### [EXERCISE GOAL]
Give only the number of lines in the data that include the string "underlying".

[start MATERIAL SUPPLIED]

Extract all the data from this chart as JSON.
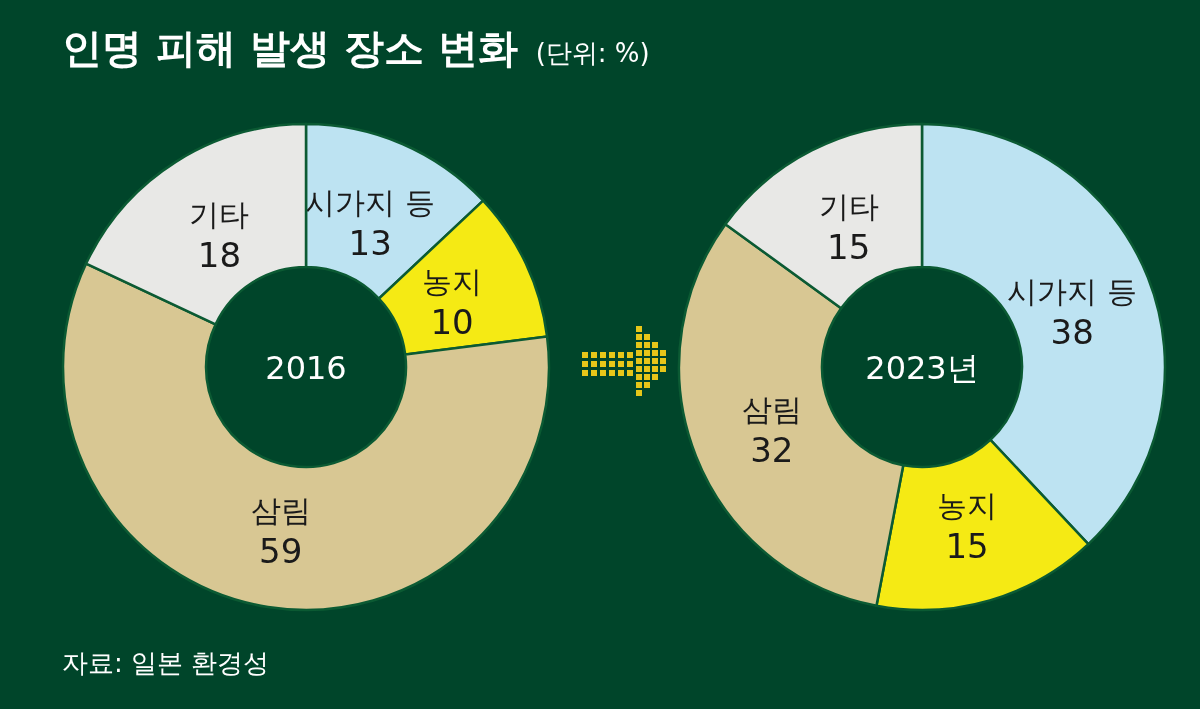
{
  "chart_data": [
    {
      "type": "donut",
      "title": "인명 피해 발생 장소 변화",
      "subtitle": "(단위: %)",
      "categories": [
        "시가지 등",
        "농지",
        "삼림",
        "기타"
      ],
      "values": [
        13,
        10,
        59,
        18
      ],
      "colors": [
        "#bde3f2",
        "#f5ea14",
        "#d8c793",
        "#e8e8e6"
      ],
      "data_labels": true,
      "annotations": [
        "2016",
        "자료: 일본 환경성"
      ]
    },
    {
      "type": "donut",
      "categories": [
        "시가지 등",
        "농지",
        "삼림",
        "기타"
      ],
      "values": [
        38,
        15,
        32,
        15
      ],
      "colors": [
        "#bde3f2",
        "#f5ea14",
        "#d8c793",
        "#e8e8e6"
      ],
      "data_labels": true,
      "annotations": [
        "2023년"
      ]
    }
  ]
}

[end MATERIAL SUPPLIED]
[start MATERIAL SUPPLIED]

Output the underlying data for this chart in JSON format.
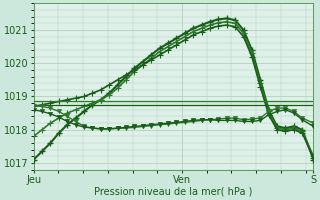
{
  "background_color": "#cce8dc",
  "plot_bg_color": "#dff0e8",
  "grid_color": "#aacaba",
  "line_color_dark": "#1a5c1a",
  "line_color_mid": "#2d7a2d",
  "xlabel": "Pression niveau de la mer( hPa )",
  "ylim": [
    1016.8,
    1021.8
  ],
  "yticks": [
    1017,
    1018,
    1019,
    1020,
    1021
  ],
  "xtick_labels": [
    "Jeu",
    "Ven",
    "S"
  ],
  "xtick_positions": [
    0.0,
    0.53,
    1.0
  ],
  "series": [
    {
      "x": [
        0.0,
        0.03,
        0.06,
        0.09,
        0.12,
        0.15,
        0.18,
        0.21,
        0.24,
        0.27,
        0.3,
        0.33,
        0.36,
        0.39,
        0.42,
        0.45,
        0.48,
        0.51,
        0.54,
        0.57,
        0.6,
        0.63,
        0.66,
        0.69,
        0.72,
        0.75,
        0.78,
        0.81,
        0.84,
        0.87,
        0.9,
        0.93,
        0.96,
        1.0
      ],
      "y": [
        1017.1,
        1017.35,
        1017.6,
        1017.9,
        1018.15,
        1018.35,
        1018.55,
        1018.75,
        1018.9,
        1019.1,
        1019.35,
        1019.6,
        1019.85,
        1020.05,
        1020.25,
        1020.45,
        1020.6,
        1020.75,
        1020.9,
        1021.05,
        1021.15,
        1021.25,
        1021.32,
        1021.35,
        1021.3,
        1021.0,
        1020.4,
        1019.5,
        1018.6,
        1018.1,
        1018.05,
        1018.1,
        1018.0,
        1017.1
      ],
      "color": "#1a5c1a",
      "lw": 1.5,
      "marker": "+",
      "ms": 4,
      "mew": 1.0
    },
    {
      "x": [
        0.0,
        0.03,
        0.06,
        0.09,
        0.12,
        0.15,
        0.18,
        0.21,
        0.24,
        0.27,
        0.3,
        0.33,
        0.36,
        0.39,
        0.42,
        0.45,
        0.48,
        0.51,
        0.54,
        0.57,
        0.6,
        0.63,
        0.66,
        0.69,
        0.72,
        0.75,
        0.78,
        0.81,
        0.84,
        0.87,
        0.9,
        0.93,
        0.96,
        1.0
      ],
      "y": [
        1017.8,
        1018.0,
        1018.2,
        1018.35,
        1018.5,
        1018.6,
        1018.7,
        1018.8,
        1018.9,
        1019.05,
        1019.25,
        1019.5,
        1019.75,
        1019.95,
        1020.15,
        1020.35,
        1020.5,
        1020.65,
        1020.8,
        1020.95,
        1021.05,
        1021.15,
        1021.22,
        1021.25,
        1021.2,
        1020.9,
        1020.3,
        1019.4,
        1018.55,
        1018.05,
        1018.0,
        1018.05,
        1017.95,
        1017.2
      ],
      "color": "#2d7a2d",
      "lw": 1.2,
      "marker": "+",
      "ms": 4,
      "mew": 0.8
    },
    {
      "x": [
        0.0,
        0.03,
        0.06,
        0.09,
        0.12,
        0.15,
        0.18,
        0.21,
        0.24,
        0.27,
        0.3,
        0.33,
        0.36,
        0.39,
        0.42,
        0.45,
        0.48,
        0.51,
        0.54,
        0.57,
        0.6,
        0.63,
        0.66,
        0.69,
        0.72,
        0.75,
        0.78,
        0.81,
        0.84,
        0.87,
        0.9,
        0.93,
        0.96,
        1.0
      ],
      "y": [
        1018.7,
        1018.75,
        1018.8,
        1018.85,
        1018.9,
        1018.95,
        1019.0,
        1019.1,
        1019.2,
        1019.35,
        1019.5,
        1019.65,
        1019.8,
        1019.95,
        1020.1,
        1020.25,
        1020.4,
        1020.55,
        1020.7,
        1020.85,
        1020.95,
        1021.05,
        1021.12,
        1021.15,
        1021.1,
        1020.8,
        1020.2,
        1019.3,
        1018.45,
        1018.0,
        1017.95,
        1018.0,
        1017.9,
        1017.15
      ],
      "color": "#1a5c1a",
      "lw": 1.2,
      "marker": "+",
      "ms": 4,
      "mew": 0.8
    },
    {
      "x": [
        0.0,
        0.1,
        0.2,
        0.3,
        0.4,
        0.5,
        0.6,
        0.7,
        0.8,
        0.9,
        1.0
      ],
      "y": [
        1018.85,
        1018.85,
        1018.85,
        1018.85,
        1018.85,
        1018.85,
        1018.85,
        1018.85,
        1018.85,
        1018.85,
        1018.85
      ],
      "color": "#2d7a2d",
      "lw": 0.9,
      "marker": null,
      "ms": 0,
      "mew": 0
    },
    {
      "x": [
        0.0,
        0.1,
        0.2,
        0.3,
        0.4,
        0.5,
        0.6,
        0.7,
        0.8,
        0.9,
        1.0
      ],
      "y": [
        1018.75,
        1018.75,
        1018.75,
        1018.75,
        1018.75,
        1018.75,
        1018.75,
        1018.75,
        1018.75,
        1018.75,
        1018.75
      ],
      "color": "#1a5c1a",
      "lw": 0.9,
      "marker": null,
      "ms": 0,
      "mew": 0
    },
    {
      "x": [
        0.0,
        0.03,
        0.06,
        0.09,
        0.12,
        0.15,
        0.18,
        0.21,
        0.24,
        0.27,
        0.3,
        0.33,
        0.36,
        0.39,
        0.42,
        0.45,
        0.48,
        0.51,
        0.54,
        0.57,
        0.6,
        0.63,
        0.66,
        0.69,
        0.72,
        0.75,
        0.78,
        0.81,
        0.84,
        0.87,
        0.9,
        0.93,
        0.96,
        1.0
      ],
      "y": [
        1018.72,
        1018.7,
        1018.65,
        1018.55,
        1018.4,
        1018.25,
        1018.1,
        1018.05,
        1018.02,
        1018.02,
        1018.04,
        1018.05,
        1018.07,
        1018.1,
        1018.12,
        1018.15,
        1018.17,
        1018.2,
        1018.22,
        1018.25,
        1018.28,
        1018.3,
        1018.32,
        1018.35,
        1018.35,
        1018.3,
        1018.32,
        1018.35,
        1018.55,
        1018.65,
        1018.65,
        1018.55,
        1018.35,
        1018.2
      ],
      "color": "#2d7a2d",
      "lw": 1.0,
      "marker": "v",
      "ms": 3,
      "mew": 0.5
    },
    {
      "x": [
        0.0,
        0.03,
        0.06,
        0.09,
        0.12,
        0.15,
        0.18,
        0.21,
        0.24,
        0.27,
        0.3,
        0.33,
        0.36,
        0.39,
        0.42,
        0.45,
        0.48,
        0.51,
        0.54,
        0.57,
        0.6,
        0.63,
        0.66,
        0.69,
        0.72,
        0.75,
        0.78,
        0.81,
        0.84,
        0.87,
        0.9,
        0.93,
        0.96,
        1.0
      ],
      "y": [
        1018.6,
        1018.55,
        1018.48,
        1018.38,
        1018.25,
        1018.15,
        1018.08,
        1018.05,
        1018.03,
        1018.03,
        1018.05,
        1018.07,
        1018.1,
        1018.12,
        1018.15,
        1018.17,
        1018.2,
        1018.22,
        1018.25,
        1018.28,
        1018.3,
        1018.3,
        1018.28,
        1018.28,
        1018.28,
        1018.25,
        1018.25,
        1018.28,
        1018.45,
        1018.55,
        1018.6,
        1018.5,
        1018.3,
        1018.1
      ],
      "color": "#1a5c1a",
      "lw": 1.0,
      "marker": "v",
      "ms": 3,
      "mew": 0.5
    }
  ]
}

[end MATERIAL SUPPLIED]
[start MATERIAL SUPPLIED]

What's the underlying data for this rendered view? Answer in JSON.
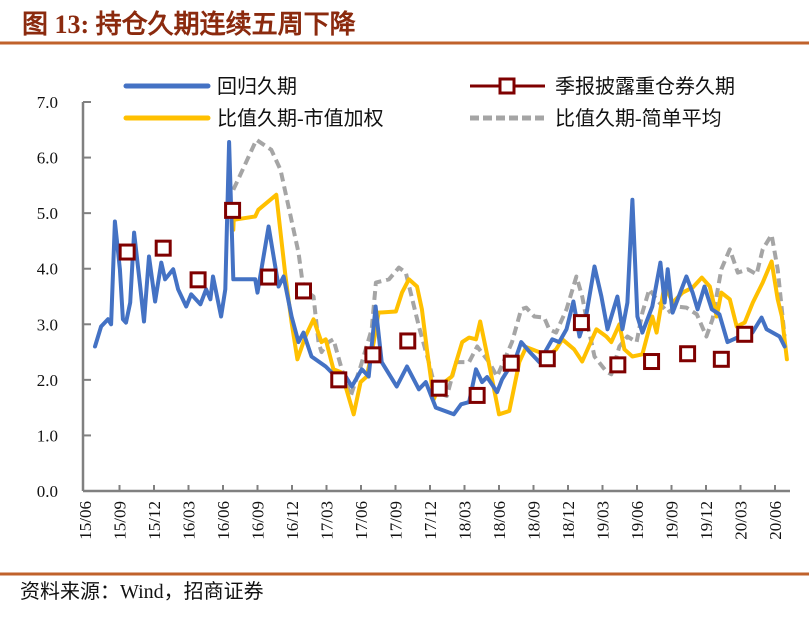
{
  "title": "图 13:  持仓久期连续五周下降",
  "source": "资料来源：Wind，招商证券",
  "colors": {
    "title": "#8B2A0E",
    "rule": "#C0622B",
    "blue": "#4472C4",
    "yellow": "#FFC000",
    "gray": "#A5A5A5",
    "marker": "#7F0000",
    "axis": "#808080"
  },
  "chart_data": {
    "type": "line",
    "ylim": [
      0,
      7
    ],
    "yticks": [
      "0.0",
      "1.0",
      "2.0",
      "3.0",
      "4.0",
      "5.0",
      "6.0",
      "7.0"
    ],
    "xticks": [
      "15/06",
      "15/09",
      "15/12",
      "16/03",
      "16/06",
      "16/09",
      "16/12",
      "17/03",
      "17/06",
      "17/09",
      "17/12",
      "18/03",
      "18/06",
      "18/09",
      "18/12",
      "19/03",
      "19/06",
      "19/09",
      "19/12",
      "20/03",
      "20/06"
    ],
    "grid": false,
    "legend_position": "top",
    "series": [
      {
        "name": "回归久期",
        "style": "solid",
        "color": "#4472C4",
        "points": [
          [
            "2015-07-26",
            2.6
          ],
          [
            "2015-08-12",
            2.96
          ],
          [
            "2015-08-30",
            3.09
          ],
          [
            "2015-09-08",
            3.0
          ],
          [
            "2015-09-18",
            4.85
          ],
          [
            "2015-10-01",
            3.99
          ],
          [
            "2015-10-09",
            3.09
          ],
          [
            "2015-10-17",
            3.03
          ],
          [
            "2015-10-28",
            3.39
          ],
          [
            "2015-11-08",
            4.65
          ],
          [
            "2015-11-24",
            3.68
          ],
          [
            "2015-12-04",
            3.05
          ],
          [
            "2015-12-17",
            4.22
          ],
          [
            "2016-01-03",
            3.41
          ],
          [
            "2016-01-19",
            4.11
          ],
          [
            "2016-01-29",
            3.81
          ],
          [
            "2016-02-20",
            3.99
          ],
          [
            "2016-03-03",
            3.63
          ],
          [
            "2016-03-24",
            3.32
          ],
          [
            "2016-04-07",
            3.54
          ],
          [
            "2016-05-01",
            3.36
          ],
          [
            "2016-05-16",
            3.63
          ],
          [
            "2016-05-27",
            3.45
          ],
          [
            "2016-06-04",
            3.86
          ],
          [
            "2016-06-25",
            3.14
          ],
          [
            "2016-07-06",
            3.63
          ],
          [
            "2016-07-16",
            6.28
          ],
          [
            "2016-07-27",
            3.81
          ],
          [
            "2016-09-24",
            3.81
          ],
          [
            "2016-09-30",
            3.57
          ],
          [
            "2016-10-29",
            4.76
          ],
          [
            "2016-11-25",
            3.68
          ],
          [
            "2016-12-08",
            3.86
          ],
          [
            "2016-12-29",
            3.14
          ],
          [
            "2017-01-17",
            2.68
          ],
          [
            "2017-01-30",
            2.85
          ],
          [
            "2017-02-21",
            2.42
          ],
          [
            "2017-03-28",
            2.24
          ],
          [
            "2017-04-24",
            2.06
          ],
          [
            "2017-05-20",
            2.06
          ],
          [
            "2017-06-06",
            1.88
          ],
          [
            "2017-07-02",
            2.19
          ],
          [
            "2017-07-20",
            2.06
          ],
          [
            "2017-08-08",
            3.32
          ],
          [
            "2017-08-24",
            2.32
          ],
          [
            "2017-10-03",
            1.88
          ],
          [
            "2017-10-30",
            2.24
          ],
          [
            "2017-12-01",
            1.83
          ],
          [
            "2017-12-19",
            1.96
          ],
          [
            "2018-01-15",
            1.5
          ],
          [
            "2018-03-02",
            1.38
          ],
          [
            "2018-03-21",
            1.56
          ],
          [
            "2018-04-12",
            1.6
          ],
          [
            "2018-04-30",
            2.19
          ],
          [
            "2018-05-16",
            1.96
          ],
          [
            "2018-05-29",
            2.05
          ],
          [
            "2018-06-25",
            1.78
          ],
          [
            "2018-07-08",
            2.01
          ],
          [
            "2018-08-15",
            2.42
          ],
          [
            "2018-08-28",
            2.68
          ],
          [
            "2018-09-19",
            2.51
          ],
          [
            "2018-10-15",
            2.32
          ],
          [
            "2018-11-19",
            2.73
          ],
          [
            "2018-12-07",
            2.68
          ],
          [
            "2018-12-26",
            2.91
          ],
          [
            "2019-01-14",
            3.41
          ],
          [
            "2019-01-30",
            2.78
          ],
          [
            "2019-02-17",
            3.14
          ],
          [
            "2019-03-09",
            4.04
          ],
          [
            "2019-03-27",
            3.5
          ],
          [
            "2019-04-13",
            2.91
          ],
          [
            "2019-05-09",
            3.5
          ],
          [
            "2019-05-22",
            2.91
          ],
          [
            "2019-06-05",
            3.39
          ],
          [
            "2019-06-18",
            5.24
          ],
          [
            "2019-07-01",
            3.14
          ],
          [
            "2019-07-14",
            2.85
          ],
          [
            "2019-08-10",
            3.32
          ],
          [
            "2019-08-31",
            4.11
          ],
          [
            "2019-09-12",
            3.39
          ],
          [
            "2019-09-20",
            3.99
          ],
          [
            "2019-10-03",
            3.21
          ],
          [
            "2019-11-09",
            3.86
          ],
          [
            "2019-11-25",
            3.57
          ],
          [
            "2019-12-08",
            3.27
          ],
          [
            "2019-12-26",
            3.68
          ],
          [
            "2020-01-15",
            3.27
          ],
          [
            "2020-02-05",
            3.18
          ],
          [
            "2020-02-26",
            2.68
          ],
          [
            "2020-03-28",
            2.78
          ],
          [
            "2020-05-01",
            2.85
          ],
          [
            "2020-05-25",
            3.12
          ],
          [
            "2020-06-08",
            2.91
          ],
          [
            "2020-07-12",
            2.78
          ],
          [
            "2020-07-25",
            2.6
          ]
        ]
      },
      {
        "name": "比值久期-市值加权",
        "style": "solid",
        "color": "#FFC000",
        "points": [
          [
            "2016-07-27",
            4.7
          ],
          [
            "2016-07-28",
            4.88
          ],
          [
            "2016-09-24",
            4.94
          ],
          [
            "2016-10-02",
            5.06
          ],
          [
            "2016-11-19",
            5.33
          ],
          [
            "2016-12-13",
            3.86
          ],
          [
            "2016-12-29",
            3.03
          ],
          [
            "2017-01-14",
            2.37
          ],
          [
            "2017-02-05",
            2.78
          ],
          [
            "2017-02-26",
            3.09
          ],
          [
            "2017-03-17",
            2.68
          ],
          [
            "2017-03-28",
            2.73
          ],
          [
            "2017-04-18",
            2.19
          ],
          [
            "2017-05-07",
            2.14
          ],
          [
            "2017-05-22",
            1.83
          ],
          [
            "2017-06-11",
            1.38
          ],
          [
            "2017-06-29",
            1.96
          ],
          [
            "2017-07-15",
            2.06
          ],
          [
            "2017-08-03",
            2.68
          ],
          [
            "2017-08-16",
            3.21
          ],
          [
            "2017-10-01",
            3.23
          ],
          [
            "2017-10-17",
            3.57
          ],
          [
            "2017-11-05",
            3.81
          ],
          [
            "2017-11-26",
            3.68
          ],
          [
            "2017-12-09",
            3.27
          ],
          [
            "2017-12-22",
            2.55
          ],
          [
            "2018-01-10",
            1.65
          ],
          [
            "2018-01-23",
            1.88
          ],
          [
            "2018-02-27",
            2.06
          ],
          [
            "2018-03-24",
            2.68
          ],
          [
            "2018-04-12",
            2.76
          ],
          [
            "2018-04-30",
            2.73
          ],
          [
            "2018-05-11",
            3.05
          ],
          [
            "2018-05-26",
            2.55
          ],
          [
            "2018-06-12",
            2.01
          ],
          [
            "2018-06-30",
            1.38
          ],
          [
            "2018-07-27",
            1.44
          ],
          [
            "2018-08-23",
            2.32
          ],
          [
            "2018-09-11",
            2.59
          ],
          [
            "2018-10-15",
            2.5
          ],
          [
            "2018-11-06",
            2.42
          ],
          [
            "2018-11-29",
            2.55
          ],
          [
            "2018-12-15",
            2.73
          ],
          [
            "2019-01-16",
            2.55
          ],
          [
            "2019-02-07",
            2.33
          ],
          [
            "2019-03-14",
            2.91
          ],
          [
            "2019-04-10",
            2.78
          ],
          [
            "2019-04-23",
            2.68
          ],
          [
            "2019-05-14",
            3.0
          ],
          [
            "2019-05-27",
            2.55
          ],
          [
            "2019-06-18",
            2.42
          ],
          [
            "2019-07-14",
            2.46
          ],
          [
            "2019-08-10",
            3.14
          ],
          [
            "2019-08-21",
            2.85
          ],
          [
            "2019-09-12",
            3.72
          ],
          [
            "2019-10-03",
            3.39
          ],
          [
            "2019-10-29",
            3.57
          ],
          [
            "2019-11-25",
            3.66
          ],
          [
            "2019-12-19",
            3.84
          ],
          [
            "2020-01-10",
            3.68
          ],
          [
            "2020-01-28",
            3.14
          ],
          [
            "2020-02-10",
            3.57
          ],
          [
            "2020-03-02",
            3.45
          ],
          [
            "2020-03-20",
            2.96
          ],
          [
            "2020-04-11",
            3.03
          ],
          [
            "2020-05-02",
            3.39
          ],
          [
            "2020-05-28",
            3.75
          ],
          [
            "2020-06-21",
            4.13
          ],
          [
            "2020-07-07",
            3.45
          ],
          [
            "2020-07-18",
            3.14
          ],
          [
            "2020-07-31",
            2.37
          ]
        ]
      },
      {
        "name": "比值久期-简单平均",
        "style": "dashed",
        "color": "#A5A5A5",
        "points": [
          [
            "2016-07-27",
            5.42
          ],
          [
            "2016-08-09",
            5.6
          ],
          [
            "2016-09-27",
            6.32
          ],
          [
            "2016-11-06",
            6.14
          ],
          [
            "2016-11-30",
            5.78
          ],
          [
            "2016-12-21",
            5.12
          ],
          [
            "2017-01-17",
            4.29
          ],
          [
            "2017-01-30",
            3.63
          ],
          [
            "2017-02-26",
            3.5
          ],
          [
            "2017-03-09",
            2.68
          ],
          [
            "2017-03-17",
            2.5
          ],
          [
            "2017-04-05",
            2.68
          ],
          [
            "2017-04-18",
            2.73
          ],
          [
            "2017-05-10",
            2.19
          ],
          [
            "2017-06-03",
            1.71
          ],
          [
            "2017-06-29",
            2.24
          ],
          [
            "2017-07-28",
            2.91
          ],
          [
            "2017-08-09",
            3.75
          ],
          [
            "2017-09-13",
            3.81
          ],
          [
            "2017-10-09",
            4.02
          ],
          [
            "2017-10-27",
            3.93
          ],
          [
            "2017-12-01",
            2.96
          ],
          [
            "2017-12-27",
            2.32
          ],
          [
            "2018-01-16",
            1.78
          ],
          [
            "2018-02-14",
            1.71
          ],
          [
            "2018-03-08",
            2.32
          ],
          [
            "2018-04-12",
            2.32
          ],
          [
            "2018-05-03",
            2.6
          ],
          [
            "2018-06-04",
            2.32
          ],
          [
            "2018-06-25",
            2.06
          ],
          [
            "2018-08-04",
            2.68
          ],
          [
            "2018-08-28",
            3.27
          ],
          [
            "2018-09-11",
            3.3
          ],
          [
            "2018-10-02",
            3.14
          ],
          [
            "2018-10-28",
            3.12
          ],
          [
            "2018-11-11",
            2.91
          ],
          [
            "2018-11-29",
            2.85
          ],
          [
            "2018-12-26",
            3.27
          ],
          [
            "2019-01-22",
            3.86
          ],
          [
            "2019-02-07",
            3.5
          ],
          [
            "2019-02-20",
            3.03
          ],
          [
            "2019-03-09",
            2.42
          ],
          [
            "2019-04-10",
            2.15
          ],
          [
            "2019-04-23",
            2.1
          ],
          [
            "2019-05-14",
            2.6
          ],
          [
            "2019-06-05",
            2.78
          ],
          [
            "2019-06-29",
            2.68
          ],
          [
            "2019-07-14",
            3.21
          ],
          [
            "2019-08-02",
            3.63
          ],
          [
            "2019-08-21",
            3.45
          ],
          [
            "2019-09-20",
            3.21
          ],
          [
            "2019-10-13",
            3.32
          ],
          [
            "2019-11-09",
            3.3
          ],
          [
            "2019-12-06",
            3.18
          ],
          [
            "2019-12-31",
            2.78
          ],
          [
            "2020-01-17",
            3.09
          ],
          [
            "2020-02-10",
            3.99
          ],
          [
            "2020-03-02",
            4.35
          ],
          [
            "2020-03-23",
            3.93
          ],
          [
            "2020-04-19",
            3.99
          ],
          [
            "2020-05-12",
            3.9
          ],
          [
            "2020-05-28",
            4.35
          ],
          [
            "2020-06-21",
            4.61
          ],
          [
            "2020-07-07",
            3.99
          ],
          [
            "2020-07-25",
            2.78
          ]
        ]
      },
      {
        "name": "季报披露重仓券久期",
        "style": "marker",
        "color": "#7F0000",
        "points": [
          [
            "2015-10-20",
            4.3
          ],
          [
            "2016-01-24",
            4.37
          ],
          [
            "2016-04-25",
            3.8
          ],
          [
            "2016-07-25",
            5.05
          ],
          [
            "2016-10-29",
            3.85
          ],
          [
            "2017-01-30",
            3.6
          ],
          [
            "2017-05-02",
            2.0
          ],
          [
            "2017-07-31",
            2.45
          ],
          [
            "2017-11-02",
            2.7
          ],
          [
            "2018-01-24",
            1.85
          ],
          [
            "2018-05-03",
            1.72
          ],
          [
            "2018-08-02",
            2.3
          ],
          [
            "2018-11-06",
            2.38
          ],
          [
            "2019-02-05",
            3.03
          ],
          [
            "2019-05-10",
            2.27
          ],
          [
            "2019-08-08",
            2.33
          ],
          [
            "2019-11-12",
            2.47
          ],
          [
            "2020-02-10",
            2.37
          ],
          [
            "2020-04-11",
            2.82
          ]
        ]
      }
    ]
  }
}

[end MATERIAL SUPPLIED]

### [OUTPUT]
2